_Request_
Skip all pictures, then print the remaining material exactly.

[Start Input material]

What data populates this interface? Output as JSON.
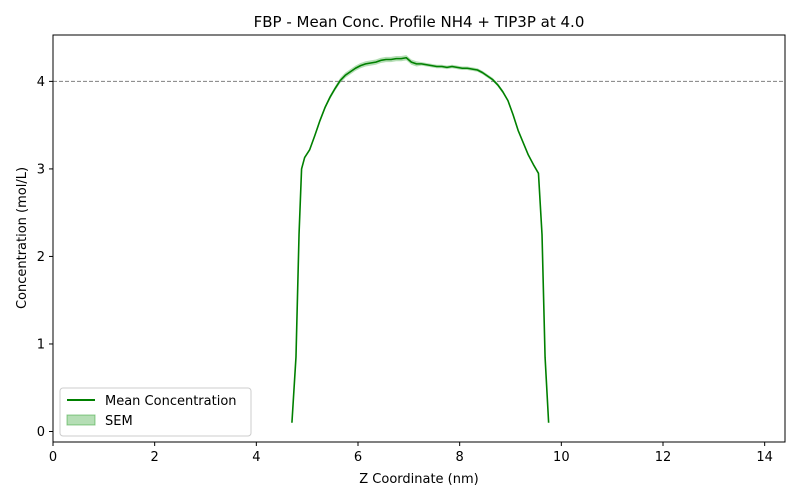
{
  "chart_data": {
    "type": "line",
    "title": "FBP - Mean Conc. Profile NH4 + TIP3P at 4.0",
    "xlabel": "Z Coordinate (nm)",
    "ylabel": "Concentration (mol/L)",
    "xlim": [
      0,
      14.4
    ],
    "ylim": [
      -0.12,
      4.53
    ],
    "x_ticks": [
      "0",
      "2",
      "4",
      "6",
      "8",
      "10",
      "12",
      "14"
    ],
    "y_ticks": [
      "0",
      "1",
      "2",
      "3",
      "4"
    ],
    "reference_line": {
      "y": 4.0,
      "style": "dashed",
      "color": "#808080"
    },
    "legend": {
      "position": "lower-left",
      "entries": [
        "Mean Concentration",
        "SEM"
      ]
    },
    "colors": {
      "line": "#008000",
      "band": "#2ca02c",
      "reference": "#808080"
    },
    "grid": false,
    "series": [
      {
        "name": "Mean Concentration",
        "x": [
          4.7,
          4.78,
          4.84,
          4.89,
          4.95,
          5.05,
          5.15,
          5.25,
          5.35,
          5.45,
          5.55,
          5.65,
          5.75,
          5.85,
          5.95,
          6.05,
          6.15,
          6.25,
          6.35,
          6.45,
          6.55,
          6.65,
          6.75,
          6.85,
          6.95,
          7.05,
          7.15,
          7.25,
          7.35,
          7.45,
          7.55,
          7.65,
          7.75,
          7.85,
          7.95,
          8.05,
          8.15,
          8.25,
          8.35,
          8.45,
          8.55,
          8.65,
          8.75,
          8.85,
          8.95,
          9.05,
          9.15,
          9.25,
          9.35,
          9.45,
          9.55,
          9.62,
          9.68,
          9.75
        ],
        "y": [
          0.1,
          0.85,
          2.25,
          3.0,
          3.13,
          3.22,
          3.38,
          3.55,
          3.7,
          3.82,
          3.92,
          4.01,
          4.07,
          4.11,
          4.15,
          4.18,
          4.2,
          4.21,
          4.22,
          4.24,
          4.25,
          4.25,
          4.26,
          4.26,
          4.27,
          4.22,
          4.2,
          4.2,
          4.19,
          4.18,
          4.17,
          4.17,
          4.16,
          4.17,
          4.16,
          4.15,
          4.15,
          4.14,
          4.13,
          4.1,
          4.06,
          4.02,
          3.96,
          3.88,
          3.78,
          3.62,
          3.44,
          3.3,
          3.16,
          3.05,
          2.95,
          2.25,
          0.85,
          0.1
        ],
        "sem": [
          0.0,
          0.0,
          0.0,
          0.0,
          0.01,
          0.01,
          0.015,
          0.02,
          0.02,
          0.025,
          0.025,
          0.03,
          0.03,
          0.03,
          0.03,
          0.03,
          0.03,
          0.03,
          0.03,
          0.03,
          0.03,
          0.03,
          0.03,
          0.03,
          0.03,
          0.03,
          0.03,
          0.02,
          0.02,
          0.02,
          0.02,
          0.02,
          0.02,
          0.02,
          0.02,
          0.02,
          0.02,
          0.02,
          0.02,
          0.02,
          0.02,
          0.02,
          0.02,
          0.02,
          0.015,
          0.015,
          0.01,
          0.01,
          0.01,
          0.01,
          0.0,
          0.0,
          0.0,
          0.0
        ]
      }
    ]
  }
}
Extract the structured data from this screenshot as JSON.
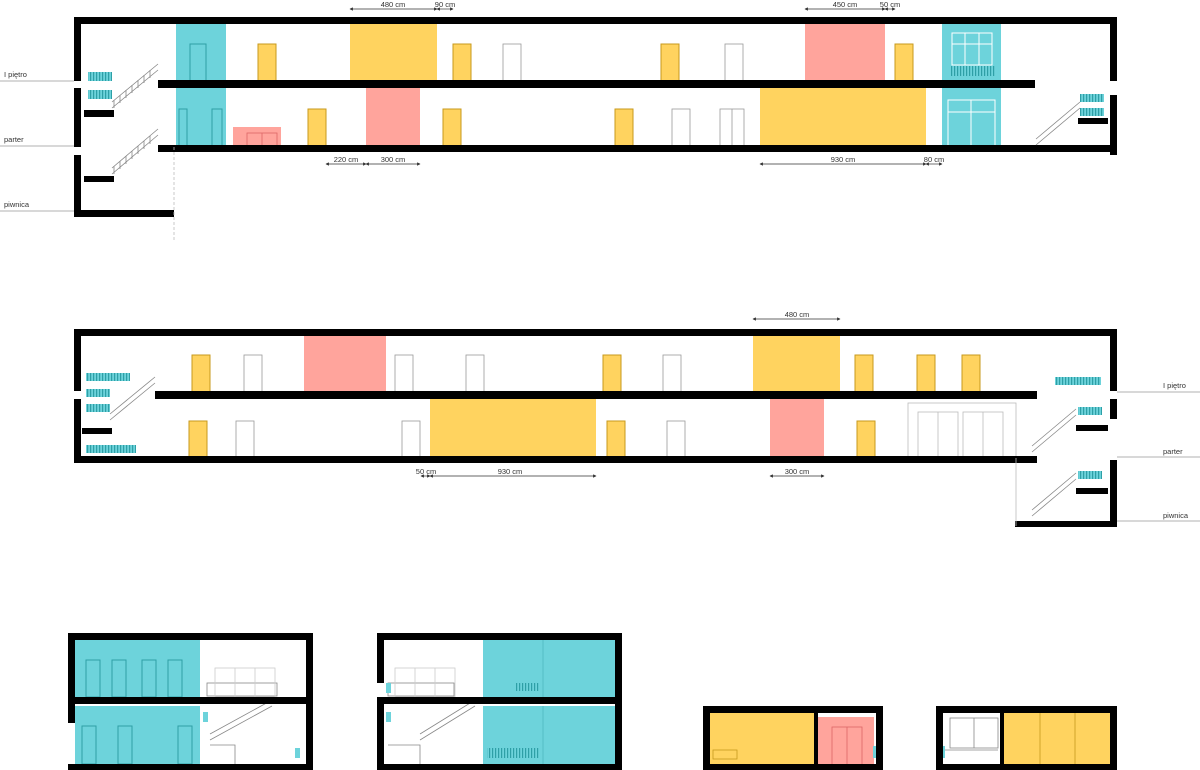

[End Input material]

_Result_
What data populates this interface? Output as JSON.
{
  "chart_data": {
    "type": "line",
    "title": "FBP - Mean Conc. Profile NH4 + TIP3P at 4.0",
    "xlabel": "Z Coordinate (nm)",
    "ylabel": "Concentration (mol/L)",
    "xlim": [
      0,
      14.4
    ],
    "ylim": [
      -0.12,
      4.53
    ],
    "x_ticks": [
      "0",
      "2",
      "4",
      "6",
      "8",
      "10",
      "12",
      "14"
    ],
    "y_ticks": [
      "0",
      "1",
      "2",
      "3",
      "4"
    ],
    "reference_line": {
      "y": 4.0,
      "style": "dashed",
      "color": "#808080"
    },
    "legend": {
      "position": "lower-left",
      "entries": [
        "Mean Concentration",
        "SEM"
      ]
    },
    "colors": {
      "line": "#008000",
      "band": "#2ca02c",
      "reference": "#808080"
    },
    "grid": false,
    "series": [
      {
        "name": "Mean Concentration",
        "x": [
          4.7,
          4.78,
          4.84,
          4.89,
          4.95,
          5.05,
          5.15,
          5.25,
          5.35,
          5.45,
          5.55,
          5.65,
          5.75,
          5.85,
          5.95,
          6.05,
          6.15,
          6.25,
          6.35,
          6.45,
          6.55,
          6.65,
          6.75,
          6.85,
          6.95,
          7.05,
          7.15,
          7.25,
          7.35,
          7.45,
          7.55,
          7.65,
          7.75,
          7.85,
          7.95,
          8.05,
          8.15,
          8.25,
          8.35,
          8.45,
          8.55,
          8.65,
          8.75,
          8.85,
          8.95,
          9.05,
          9.15,
          9.25,
          9.35,
          9.45,
          9.55,
          9.62,
          9.68,
          9.75
        ],
        "y": [
          0.1,
          0.85,
          2.25,
          3.0,
          3.13,
          3.22,
          3.38,
          3.55,
          3.7,
          3.82,
          3.92,
          4.01,
          4.07,
          4.11,
          4.15,
          4.18,
          4.2,
          4.21,
          4.22,
          4.24,
          4.25,
          4.25,
          4.26,
          4.26,
          4.27,
          4.22,
          4.2,
          4.2,
          4.19,
          4.18,
          4.17,
          4.17,
          4.16,
          4.17,
          4.16,
          4.15,
          4.15,
          4.14,
          4.13,
          4.1,
          4.06,
          4.02,
          3.96,
          3.88,
          3.78,
          3.62,
          3.44,
          3.3,
          3.16,
          3.05,
          2.95,
          2.25,
          0.85,
          0.1
        ],
        "sem": [
          0.0,
          0.0,
          0.0,
          0.0,
          0.01,
          0.01,
          0.015,
          0.02,
          0.02,
          0.025,
          0.025,
          0.03,
          0.03,
          0.03,
          0.03,
          0.03,
          0.03,
          0.03,
          0.03,
          0.03,
          0.03,
          0.03,
          0.03,
          0.03,
          0.03,
          0.03,
          0.03,
          0.02,
          0.02,
          0.02,
          0.02,
          0.02,
          0.02,
          0.02,
          0.02,
          0.02,
          0.02,
          0.02,
          0.02,
          0.02,
          0.02,
          0.02,
          0.02,
          0.02,
          0.015,
          0.015,
          0.01,
          0.01,
          0.01,
          0.01,
          0.0,
          0.0,
          0.0,
          0.0
        ]
      }
    ]
  }
}
Extract the structured data from this screenshot as JSON.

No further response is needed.